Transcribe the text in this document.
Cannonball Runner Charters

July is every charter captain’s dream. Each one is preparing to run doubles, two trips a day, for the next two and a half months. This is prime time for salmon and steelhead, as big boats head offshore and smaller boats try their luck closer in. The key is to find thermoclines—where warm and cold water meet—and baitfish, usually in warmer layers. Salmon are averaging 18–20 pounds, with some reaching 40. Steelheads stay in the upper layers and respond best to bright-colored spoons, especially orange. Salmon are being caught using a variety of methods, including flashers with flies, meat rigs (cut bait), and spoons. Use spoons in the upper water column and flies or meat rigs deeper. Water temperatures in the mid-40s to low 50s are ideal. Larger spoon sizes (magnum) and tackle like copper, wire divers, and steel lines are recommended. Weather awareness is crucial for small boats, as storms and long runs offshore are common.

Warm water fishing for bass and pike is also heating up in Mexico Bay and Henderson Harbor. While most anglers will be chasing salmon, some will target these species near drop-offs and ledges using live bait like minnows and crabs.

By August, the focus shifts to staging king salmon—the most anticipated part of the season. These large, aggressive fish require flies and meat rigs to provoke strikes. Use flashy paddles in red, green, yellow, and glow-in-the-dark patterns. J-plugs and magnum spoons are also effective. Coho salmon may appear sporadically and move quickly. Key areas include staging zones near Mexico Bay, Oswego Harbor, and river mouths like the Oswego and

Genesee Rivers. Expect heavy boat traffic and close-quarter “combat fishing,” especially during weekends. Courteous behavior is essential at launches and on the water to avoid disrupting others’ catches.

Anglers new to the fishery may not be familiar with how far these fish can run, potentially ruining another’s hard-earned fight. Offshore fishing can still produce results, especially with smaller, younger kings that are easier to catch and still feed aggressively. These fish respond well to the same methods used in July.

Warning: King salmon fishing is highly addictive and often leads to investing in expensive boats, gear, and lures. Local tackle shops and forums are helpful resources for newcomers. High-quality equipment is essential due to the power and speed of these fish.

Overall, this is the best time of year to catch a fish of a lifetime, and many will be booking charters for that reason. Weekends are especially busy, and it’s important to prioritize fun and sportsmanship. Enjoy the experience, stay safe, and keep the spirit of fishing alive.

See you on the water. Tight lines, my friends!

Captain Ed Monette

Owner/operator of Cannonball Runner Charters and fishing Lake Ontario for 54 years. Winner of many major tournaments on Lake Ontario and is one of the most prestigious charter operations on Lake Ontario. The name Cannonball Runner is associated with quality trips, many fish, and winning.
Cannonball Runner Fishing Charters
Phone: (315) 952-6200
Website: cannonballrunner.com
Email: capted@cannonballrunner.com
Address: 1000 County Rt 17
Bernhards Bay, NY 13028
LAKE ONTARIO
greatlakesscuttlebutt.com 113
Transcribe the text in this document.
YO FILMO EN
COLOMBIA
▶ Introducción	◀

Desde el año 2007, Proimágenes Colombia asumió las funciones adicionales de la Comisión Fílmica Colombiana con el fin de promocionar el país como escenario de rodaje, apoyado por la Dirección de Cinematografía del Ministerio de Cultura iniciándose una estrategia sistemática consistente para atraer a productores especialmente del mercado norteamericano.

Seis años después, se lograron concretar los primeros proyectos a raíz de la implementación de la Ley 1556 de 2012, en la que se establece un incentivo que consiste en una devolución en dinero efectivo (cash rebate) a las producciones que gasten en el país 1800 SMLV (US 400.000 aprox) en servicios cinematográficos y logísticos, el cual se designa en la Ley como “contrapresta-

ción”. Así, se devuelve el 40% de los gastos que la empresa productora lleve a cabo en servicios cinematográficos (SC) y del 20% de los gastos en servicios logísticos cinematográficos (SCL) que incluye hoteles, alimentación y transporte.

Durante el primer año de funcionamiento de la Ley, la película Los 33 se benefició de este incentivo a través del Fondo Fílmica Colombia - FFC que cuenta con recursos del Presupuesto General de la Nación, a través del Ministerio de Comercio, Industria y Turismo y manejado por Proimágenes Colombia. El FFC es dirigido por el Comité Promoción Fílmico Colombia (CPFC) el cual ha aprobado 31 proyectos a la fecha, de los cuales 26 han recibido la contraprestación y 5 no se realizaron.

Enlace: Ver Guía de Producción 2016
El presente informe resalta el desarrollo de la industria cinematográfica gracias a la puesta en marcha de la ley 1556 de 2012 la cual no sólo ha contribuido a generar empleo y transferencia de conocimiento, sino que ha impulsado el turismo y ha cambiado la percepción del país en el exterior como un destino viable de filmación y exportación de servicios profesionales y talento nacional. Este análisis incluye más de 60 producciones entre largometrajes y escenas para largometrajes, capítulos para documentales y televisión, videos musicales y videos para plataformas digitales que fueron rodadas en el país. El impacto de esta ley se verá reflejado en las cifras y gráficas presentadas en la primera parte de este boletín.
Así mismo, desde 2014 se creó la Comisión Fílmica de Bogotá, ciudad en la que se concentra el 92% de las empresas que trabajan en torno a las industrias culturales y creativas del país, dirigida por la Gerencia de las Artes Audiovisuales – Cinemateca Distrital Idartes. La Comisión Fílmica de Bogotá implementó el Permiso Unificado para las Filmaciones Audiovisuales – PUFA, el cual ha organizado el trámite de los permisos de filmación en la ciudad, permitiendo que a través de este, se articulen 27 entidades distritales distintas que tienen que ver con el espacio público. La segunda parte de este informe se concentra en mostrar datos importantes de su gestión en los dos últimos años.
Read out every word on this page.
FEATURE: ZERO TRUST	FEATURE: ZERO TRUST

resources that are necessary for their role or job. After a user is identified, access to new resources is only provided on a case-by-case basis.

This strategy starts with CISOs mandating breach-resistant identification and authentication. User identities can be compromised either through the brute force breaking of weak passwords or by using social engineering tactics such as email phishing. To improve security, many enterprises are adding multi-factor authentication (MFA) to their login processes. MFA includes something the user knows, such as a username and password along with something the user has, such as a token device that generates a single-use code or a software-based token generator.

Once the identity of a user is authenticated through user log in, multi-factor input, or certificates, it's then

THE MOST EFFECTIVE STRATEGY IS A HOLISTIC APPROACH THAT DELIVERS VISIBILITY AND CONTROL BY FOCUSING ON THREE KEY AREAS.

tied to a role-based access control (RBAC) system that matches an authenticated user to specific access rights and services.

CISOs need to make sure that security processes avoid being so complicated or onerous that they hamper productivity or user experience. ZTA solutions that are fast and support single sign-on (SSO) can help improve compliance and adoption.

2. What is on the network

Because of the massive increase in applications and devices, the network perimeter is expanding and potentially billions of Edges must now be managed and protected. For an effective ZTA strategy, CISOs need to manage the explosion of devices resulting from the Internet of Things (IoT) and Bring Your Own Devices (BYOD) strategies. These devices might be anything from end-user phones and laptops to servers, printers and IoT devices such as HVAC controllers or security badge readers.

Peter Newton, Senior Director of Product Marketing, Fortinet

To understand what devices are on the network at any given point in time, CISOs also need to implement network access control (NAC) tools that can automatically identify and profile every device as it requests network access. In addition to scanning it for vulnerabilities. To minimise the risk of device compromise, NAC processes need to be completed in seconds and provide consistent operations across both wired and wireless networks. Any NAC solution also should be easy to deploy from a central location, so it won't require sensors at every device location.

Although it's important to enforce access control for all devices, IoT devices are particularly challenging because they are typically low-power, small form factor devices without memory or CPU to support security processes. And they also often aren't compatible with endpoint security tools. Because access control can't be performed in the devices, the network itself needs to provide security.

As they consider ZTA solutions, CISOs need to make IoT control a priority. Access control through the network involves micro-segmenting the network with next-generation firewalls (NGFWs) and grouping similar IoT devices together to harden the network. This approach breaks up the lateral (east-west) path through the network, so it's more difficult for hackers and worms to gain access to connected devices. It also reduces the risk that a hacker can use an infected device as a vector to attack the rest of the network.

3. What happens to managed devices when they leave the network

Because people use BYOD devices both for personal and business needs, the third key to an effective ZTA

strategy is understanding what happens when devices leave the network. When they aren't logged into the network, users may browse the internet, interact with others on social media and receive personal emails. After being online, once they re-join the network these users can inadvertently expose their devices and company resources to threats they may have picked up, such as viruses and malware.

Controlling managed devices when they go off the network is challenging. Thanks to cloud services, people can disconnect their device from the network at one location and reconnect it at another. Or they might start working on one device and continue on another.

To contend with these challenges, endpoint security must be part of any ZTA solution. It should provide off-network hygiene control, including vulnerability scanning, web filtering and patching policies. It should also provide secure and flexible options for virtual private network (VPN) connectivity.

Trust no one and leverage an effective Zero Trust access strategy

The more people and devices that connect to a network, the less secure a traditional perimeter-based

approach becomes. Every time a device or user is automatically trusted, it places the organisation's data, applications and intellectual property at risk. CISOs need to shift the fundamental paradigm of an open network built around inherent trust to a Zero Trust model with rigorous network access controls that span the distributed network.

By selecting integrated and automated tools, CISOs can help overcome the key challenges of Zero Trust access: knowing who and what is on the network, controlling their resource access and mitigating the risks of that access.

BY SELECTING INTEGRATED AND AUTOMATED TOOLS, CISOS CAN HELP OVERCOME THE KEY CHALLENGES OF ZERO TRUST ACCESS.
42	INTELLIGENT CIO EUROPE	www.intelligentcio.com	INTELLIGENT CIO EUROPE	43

YOUR INSTRUCTIONS - All lines in the records above that contain "based" are to be reported.

RESULT OF THIS EXERCISE -
This strategy starts with CISOs mandating breach-resistant identification and authentication. User identities can be compromised either through the brute force breaking of weak passwords or by using social engineering tactics such as email phishing. To improve security, many enterprises are adding multi-factor authentication (MFA) to their login processes. MFA includes something the user knows, such as a username and password along with something the user has, such as a token device that generates a single-use code or a software-based token generator.
tied to a role-based access control (RBAC) system that matches an authenticated user to specific access rights and services.
The more people and devices that connect to a network, the less secure a traditional perimeter-based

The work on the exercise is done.